::: EXERCISE INPUT

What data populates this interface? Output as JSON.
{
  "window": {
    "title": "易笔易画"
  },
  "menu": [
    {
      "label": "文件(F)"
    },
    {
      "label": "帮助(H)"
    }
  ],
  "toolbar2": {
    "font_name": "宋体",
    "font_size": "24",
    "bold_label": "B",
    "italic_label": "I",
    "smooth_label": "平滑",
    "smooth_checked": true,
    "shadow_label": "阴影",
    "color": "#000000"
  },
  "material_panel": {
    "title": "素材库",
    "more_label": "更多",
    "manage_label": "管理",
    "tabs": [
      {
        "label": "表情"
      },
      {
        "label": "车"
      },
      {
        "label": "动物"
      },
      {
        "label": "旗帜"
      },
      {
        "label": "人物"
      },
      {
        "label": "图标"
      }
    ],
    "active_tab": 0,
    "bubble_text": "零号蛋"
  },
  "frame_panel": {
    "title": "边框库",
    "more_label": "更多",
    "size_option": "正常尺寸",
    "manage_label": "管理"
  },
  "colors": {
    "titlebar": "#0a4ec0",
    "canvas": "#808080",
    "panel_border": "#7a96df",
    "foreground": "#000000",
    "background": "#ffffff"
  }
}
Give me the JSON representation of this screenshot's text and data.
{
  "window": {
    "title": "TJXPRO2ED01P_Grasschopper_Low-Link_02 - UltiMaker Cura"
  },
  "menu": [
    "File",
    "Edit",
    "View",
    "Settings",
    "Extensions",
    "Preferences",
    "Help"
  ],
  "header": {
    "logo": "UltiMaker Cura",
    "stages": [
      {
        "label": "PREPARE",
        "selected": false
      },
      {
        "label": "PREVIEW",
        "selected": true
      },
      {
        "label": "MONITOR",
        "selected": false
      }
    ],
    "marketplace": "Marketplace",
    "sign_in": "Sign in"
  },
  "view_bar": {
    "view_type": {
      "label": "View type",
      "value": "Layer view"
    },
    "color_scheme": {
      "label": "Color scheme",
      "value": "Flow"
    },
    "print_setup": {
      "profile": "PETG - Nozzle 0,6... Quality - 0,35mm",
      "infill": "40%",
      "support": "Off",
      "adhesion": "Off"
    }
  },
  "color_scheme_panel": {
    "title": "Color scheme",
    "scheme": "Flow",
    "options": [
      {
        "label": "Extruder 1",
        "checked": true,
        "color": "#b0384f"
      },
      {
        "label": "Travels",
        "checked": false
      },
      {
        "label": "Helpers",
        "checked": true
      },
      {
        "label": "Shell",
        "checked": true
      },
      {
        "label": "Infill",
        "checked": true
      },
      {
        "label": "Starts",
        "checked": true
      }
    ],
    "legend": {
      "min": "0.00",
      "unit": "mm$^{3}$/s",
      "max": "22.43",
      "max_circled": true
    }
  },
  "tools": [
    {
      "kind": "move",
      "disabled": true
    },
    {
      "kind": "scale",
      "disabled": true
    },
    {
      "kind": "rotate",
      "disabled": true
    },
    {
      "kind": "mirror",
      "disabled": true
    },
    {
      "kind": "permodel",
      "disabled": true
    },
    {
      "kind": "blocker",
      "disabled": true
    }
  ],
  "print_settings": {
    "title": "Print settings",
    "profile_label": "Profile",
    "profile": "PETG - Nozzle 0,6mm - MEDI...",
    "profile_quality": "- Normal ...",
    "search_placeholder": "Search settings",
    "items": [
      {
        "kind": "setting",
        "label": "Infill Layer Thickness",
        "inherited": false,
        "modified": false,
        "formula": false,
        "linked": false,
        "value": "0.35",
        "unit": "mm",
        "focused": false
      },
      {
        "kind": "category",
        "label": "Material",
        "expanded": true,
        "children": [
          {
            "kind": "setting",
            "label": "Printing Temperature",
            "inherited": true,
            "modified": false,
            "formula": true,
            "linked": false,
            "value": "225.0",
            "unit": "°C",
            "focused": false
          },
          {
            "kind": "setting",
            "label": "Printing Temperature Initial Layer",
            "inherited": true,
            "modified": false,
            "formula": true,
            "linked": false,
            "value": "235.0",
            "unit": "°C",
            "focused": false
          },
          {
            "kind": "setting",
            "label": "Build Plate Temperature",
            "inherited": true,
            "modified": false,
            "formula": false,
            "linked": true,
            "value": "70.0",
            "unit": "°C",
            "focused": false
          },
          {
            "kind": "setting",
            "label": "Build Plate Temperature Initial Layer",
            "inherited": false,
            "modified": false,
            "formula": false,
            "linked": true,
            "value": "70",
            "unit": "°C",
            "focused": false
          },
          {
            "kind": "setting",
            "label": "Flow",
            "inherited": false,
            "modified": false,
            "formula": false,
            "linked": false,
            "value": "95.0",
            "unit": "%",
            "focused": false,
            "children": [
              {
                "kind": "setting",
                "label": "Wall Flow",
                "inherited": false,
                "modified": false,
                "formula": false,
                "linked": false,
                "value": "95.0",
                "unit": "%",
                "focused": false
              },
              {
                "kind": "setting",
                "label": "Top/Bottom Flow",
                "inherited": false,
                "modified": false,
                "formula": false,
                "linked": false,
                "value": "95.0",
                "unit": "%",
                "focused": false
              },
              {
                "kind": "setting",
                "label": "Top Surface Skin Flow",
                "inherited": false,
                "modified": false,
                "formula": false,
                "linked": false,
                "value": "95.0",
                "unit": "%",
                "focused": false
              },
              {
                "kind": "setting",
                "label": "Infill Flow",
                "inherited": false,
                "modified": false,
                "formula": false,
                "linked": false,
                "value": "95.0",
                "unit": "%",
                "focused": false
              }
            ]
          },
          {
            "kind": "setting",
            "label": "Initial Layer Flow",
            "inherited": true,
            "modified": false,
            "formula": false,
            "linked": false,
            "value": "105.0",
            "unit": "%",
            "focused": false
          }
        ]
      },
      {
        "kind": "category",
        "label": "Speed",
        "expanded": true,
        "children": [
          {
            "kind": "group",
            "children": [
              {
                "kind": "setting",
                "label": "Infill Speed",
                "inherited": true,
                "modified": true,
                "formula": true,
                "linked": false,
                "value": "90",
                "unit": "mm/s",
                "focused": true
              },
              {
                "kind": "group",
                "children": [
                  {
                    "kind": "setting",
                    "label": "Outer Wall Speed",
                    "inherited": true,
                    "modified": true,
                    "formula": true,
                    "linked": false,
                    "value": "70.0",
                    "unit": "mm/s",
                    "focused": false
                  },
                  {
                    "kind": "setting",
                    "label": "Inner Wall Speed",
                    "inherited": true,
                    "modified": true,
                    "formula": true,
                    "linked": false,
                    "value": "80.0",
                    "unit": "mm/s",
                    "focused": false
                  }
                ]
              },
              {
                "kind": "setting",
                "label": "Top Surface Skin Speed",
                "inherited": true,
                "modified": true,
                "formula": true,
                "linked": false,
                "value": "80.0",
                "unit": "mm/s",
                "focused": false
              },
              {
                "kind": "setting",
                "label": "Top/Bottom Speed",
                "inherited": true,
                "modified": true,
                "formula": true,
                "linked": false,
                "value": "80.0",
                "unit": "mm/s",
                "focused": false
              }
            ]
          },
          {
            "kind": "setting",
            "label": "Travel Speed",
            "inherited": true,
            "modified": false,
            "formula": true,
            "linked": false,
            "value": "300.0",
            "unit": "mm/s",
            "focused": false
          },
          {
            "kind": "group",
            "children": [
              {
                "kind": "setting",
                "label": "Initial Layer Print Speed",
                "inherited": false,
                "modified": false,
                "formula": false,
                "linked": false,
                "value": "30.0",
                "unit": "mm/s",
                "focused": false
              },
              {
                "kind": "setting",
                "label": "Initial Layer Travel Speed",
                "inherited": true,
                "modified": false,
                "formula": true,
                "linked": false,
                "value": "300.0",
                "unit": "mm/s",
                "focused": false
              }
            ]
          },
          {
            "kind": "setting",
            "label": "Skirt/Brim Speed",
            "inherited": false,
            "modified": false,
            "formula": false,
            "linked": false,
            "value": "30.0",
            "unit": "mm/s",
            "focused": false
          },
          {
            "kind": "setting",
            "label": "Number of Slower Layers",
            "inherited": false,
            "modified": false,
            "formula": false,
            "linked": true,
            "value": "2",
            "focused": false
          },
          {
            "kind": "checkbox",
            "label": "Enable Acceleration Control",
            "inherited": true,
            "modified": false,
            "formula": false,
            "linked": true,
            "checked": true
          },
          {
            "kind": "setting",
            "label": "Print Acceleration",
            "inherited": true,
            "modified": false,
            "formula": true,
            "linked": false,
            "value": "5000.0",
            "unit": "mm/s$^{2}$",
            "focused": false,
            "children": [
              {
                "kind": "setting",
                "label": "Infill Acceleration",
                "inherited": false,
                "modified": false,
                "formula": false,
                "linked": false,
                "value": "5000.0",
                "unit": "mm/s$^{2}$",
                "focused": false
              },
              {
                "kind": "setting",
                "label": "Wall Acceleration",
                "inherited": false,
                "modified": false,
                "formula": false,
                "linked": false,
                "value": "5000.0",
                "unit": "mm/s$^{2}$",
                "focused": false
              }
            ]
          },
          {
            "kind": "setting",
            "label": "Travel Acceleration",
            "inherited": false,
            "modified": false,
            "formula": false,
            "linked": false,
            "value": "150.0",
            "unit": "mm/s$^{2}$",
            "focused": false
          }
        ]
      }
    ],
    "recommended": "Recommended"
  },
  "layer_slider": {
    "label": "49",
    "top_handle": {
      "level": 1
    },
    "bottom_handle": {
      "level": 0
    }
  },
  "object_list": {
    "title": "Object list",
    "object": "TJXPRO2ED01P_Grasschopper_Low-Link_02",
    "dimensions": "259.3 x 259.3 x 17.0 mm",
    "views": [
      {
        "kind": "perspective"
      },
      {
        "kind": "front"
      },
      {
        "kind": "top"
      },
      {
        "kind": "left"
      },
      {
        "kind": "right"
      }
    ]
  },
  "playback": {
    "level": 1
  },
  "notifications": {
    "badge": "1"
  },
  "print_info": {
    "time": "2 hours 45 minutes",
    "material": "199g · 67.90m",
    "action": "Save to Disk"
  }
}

::::::

-- WRITTEN INSTRUCTION --
Look through the data and gather every line with the string "Temperature" in it.

-- IN RESPONSE --
            "label": "Printing Temperature",
            "label": "Printing Temperature Initial Layer",
            "label": "Build Plate Temperature",
            "label": "Build Plate Temperature Initial Layer",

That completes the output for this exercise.